### Figure contents as structured data
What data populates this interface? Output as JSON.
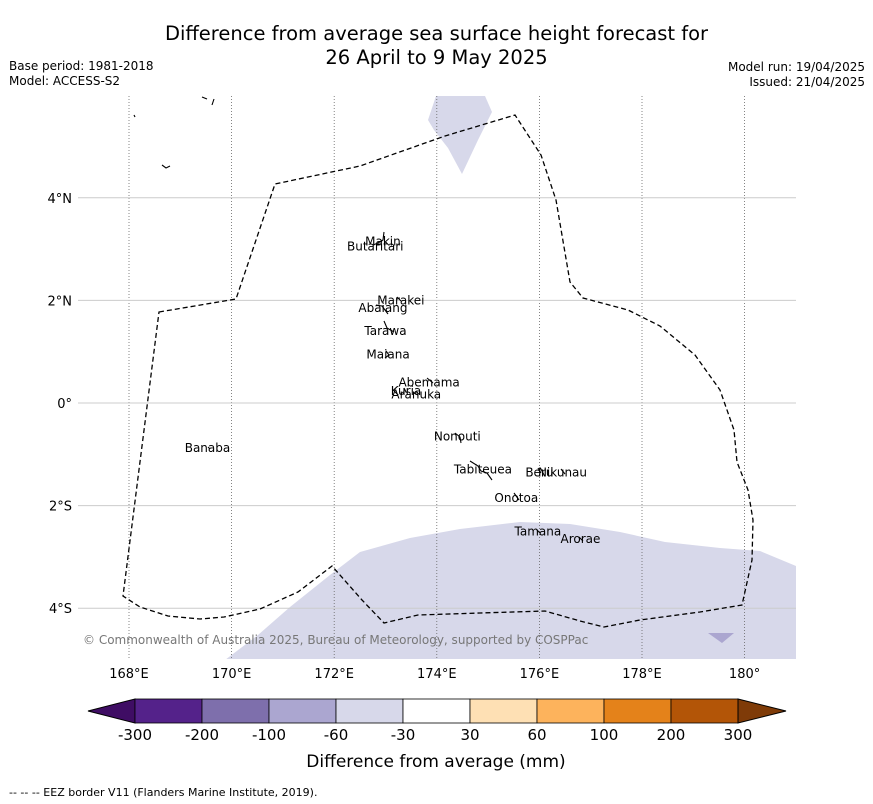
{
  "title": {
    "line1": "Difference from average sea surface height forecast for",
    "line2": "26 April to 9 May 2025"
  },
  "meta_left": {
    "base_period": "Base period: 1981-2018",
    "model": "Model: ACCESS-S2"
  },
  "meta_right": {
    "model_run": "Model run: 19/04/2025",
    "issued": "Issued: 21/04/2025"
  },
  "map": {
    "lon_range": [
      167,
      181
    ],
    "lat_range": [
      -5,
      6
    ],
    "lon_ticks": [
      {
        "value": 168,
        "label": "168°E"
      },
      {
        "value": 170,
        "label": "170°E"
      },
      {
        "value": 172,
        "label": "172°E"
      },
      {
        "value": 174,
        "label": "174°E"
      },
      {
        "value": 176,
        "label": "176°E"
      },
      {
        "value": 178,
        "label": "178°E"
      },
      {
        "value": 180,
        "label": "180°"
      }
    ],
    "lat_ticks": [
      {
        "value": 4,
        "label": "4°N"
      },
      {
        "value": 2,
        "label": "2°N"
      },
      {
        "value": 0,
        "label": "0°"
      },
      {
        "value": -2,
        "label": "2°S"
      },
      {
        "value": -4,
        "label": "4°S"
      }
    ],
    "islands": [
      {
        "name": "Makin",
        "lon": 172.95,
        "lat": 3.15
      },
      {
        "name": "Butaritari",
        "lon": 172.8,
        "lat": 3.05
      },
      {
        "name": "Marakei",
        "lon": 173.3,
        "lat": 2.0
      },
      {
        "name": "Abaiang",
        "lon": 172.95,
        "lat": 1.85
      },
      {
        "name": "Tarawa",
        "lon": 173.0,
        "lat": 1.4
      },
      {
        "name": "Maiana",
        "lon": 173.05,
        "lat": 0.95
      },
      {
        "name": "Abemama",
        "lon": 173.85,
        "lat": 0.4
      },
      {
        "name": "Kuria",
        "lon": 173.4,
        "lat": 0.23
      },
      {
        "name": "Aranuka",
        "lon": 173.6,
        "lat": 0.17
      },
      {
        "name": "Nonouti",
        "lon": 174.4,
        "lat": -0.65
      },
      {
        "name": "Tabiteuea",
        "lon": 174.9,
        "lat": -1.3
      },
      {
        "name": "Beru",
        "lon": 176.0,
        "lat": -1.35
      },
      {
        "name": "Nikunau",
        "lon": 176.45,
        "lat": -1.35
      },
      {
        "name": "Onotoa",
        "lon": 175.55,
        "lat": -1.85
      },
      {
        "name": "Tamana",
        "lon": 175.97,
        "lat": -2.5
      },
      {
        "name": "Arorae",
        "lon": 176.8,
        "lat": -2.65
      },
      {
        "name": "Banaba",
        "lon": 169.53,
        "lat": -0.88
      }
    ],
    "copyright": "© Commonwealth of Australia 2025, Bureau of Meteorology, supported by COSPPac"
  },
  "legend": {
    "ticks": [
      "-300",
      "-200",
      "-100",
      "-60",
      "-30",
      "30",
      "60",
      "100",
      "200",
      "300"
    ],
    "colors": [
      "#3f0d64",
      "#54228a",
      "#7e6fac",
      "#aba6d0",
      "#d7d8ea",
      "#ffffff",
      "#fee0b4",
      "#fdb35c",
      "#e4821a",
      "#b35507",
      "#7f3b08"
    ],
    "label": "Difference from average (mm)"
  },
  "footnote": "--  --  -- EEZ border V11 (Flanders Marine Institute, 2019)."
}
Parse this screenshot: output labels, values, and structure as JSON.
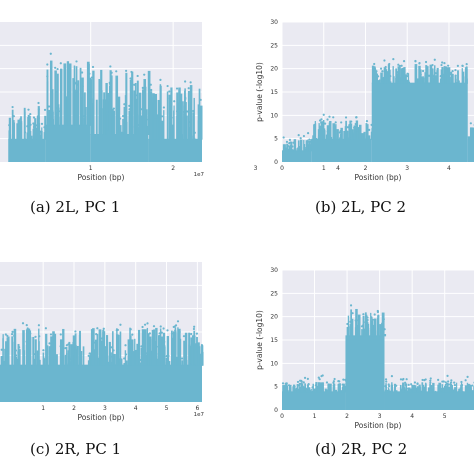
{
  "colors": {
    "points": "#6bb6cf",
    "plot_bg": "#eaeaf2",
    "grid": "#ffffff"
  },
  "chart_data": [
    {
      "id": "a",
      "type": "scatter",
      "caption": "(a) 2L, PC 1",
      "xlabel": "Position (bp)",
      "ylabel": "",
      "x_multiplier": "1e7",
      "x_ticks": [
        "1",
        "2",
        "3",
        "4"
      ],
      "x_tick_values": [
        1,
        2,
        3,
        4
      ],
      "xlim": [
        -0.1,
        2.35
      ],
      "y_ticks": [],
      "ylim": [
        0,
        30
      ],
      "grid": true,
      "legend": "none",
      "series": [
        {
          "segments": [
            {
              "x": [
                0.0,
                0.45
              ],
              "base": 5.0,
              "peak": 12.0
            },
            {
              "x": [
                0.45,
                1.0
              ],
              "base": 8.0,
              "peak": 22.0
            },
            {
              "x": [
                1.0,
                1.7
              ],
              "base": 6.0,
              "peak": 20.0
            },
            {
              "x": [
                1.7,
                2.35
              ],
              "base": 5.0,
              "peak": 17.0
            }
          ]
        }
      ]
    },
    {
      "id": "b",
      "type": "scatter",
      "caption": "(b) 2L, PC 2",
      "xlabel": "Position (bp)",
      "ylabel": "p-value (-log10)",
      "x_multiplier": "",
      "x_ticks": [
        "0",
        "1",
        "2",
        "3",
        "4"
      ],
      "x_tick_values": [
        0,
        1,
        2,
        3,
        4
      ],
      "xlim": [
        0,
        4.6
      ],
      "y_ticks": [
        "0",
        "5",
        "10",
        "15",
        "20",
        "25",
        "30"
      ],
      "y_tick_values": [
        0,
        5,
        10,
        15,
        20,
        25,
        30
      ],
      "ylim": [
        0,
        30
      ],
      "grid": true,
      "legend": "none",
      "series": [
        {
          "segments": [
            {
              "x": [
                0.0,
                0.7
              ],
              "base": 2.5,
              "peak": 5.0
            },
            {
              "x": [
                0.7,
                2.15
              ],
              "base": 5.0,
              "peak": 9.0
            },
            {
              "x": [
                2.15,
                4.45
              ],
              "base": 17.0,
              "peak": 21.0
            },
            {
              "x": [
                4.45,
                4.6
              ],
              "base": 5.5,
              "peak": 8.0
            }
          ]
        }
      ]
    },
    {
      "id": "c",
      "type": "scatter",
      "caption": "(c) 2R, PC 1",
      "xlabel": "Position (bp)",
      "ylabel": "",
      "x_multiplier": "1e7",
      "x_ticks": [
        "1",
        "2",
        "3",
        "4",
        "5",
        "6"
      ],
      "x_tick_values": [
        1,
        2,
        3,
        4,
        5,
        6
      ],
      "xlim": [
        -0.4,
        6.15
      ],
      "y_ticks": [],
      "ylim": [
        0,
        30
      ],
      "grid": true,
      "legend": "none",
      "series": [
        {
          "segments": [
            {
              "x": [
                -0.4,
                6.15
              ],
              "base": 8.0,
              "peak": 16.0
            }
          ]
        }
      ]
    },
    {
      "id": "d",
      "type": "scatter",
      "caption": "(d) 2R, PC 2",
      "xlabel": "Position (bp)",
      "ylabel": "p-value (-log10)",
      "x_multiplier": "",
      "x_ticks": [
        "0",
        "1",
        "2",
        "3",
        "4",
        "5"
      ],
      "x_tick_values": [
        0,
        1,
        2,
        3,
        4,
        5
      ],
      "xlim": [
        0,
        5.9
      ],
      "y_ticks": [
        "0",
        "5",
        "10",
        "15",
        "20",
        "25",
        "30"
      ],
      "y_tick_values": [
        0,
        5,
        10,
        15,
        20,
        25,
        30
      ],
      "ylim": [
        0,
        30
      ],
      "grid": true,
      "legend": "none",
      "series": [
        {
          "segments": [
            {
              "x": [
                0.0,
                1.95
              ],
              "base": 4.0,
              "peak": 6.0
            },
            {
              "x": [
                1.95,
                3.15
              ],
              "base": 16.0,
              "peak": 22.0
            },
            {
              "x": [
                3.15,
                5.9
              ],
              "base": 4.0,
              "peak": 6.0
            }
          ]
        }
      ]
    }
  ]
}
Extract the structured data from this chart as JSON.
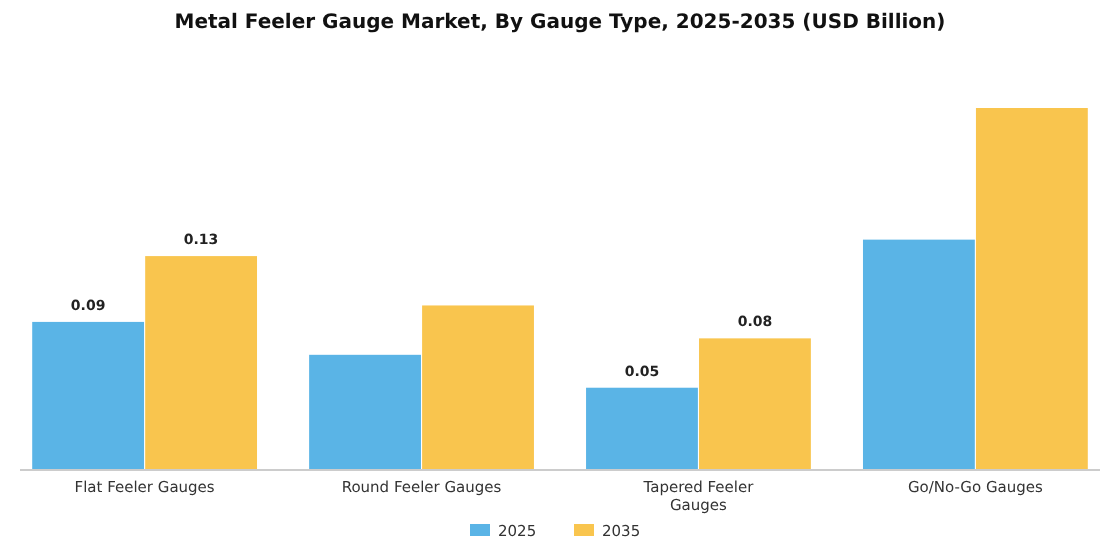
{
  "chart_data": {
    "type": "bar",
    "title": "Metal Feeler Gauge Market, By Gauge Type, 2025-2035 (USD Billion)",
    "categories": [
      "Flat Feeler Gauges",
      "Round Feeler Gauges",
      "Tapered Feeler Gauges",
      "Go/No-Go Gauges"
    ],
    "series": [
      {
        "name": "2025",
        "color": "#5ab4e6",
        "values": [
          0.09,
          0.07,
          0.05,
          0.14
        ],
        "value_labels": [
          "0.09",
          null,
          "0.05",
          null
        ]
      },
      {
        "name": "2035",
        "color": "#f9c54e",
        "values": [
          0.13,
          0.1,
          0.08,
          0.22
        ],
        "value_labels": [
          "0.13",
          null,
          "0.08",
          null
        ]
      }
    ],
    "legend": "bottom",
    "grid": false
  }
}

### Aim of the task
Using the records above, copy every line that has the word "Gauges" in it.

### Solution below
      "Flat Feeler Gauges",
      "Round Feeler Gauges",
      "Tapered Feeler Gauges",
      "Go/No-Go Gauges"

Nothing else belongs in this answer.